-- WRITTEN INSTRUCTION --
Could you condense the paragraph of the birdsong passage below that begins "Behaviourists believe that full male song" into a short bulleted list that keeps its main facts?
═══ GIVEN PASSAGE
Use the drop menu below to choose between Animal Vocalisation or Birdsong. Then scroll down the page to find a link that interests you.


Ways of Singing
Just as we humans take different approaches to music for different contexts, so it is with the birds. Young birds crying - sorry, begging - to be fed (OK, not strictly speaking music, but performing with sound to get a reaction); juveniles babbling away learning to use their syrinxes and maybe even practising singing, heavily influenced by adults of their species; the softer half-songs of a large flock amassed like the rich murmur of a church congregation; the excited, inventive, intimately-seductive singing of a male passerine courting a female close-by; the playful variations on the call-note theme of a charm of goldfinches, using music to keep it together; the strict, formal exactness in the duet of a pair of African shrikes - we two are one. But best-known, and what is usually meant by 'bird song', is the full song of a breeding male of any species - often quite formal, usually seasonal and delivered in full voice. For most species of bird, the ability to deliver a good rendition of the species' full song gains respect among its peers for an individual. The kind of respect that is attractive to females and puts other males off making a challenge for territory. With species whose breeding behaviour is less territorial, it's often difficult to distinguish a full song, as such.

Why Do Birds Sing ?
Behaviourists believe that full male song has a dual function: to maintain a territory and to attract a mate. It has evolved as a way of dealing with sexual selection and breeding that avoids direct confrontation and the potential injuries of fighting; a lesson in civilisation. Loudness and sheer length of time spent singing become true indicators of physical fitness and as you might expect these are frequently the qualities that attract a female. But not always.

Female Attraction
For the last decade or so researchers have been been testing various hypotheses by observing the reactions to playback of a species' song. This is been particularly revealing on the qualities of male song that attract a female: sedge warbler females for instance show a preference for males that sing complex songs. Does this amount to aesthetic selection?

Soft & Intimate
The 'full song' of a male in spring, though the best-known, is not the only form of singing birds indulge in; researchers are now beginning to find that quieter singing (hence often passing unnoticed by 'observers') plays an important role in the lives of most species and is often also produced by females. Such 'subsong' can be heard at almost any time of year, but particularly in autumn and early spring. It may be a young male blackbird practising softly by itself inside a thick shrub, audible only from a few metres, or it may be the massed, soft flutey piping of several hundred golden plover gathering on an autumn estuary. And in moments of more intimate courtship many males sing at their best, but usually with voice at only about half volume and without the formal structure of full song.
══════
═══ RECORDED INFORMATION
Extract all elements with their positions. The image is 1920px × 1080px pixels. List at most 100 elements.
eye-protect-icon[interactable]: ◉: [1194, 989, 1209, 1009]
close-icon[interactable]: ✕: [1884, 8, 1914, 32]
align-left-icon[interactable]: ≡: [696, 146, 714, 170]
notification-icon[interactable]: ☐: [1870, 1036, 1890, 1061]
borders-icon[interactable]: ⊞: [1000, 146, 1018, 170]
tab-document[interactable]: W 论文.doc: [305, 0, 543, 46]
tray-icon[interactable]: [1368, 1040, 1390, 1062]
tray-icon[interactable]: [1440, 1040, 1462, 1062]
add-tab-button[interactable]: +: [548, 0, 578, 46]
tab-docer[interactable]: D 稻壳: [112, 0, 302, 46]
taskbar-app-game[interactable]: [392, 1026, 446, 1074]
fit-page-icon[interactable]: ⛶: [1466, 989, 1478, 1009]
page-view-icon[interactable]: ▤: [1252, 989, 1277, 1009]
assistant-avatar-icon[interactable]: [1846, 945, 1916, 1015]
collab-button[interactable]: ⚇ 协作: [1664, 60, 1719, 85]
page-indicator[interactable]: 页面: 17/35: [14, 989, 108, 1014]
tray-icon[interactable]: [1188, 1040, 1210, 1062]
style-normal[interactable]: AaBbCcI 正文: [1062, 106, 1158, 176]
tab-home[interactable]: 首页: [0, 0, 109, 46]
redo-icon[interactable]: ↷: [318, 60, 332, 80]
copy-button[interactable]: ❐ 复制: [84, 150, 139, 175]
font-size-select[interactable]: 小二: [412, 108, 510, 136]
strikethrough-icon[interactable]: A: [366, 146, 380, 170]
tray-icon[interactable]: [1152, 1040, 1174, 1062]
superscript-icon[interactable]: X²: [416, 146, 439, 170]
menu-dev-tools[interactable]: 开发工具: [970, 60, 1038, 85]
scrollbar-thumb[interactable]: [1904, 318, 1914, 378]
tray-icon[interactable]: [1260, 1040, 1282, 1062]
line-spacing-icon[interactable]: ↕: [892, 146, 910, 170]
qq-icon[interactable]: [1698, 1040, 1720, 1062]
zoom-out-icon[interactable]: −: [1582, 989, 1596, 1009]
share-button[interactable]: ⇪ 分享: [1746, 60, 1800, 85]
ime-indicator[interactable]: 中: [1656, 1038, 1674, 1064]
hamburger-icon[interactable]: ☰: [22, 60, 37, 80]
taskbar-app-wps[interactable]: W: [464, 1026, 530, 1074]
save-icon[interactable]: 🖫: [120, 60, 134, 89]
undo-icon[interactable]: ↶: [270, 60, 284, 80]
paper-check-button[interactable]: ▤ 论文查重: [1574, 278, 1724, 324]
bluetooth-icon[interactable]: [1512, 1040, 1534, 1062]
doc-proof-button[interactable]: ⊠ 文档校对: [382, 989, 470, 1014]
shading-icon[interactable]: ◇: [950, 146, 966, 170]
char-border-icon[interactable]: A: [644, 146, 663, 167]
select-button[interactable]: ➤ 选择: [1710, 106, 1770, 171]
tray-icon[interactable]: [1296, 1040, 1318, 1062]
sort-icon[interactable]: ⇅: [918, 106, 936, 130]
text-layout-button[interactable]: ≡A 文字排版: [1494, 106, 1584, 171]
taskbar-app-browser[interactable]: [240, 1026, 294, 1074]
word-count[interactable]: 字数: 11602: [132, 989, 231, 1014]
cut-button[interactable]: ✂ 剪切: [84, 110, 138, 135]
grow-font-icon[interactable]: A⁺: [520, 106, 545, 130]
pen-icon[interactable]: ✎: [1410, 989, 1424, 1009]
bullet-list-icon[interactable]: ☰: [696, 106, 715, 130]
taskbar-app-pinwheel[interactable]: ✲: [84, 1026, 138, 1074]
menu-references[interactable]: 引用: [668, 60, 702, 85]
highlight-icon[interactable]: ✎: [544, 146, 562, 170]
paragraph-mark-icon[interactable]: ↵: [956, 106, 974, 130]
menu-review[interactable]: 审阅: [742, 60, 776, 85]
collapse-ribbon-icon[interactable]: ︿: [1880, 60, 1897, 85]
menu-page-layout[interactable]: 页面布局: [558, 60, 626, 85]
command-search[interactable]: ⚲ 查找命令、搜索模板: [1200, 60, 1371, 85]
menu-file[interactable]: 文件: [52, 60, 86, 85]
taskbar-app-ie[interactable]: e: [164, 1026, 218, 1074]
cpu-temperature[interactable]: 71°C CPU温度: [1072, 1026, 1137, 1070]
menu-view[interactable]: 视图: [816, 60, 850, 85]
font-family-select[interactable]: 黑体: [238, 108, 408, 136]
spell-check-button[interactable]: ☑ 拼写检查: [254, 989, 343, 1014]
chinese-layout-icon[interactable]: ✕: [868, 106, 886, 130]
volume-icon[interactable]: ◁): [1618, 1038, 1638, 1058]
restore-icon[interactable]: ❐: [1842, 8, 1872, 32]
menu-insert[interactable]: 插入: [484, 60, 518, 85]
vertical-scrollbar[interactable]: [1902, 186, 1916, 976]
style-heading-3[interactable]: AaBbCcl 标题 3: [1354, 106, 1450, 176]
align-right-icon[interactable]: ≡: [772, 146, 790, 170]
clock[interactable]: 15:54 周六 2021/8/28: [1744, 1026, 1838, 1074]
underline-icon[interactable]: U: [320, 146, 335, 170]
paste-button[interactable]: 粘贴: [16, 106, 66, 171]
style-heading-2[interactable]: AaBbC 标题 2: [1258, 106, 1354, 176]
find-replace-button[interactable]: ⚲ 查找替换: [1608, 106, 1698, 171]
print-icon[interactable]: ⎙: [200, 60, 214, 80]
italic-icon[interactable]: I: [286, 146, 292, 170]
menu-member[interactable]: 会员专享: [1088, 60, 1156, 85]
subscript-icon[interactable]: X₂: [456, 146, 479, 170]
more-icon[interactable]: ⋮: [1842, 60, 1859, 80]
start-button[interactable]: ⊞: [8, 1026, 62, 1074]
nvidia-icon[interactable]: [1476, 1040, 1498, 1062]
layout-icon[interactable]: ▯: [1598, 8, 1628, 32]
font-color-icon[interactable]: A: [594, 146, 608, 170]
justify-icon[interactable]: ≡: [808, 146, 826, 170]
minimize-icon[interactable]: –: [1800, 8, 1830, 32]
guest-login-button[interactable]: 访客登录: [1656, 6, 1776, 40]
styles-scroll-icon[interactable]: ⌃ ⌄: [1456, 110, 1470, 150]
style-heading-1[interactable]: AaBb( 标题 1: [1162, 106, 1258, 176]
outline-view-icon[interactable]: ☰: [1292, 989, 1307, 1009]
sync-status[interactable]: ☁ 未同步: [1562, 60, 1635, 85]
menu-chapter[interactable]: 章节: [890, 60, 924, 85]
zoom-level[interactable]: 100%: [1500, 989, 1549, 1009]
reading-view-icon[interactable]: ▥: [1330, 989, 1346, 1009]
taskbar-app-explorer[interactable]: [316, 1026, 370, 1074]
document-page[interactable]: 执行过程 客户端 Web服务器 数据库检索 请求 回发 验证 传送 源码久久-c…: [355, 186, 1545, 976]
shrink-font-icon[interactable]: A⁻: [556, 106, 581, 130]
══════
═══ RECORDED INFORMATION
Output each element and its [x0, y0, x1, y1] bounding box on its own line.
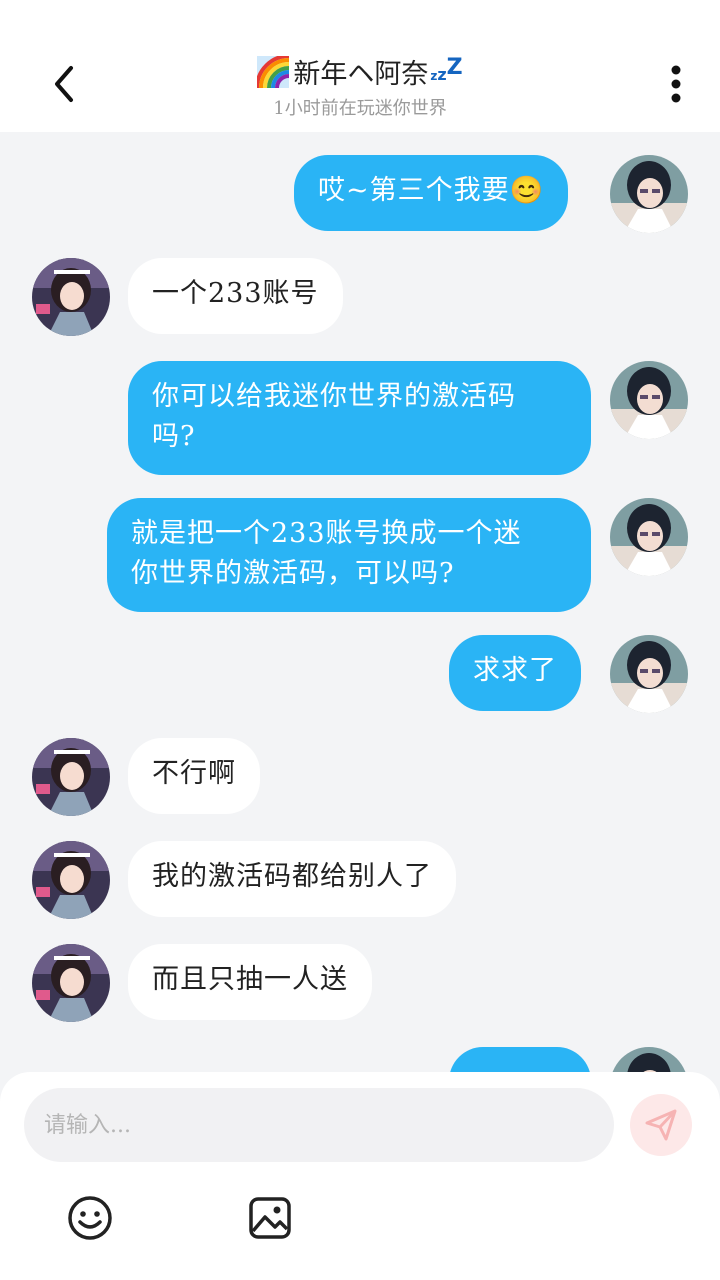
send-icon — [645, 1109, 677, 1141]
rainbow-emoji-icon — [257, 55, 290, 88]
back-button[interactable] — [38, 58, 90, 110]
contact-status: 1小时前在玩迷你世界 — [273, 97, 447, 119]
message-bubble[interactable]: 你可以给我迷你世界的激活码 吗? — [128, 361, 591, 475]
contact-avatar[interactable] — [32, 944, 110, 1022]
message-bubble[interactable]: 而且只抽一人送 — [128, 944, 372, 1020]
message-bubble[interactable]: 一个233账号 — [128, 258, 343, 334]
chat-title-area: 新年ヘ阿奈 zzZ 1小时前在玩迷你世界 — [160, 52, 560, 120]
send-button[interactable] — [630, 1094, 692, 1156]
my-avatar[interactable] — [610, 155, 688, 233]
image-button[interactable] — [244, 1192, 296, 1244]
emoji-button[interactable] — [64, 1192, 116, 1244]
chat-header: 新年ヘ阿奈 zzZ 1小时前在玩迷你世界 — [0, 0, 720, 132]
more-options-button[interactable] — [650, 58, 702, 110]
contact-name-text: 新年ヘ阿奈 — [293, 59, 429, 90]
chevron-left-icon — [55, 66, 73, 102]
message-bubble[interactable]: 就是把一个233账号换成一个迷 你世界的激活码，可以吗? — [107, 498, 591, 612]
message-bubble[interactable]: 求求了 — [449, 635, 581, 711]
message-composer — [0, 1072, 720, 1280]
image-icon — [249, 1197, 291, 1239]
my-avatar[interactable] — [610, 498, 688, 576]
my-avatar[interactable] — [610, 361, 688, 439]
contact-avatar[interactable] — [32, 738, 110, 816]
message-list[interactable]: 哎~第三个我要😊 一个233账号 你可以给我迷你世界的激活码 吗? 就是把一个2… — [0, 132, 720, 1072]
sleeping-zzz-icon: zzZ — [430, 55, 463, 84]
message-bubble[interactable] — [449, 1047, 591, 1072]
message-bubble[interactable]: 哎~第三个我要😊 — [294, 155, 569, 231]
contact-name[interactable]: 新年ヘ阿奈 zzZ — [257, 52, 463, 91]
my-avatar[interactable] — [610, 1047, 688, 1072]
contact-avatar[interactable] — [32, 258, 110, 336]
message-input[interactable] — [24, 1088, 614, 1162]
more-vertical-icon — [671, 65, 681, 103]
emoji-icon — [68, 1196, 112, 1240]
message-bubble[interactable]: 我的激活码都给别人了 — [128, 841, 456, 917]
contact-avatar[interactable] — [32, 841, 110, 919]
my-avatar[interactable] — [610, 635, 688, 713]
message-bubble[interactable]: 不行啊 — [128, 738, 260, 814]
══════
-- RESULT FOR THIS EXERCISE --
- Full male song serves two functions: keeping a territory and attracting a mate.
- It evolved to handle sexual selection and breeding without direct confrontation or the injuries of fighting.
- Loudness and the length of time spent singing are true indicators of physical fitness.
- These qualities often attract females, but not always.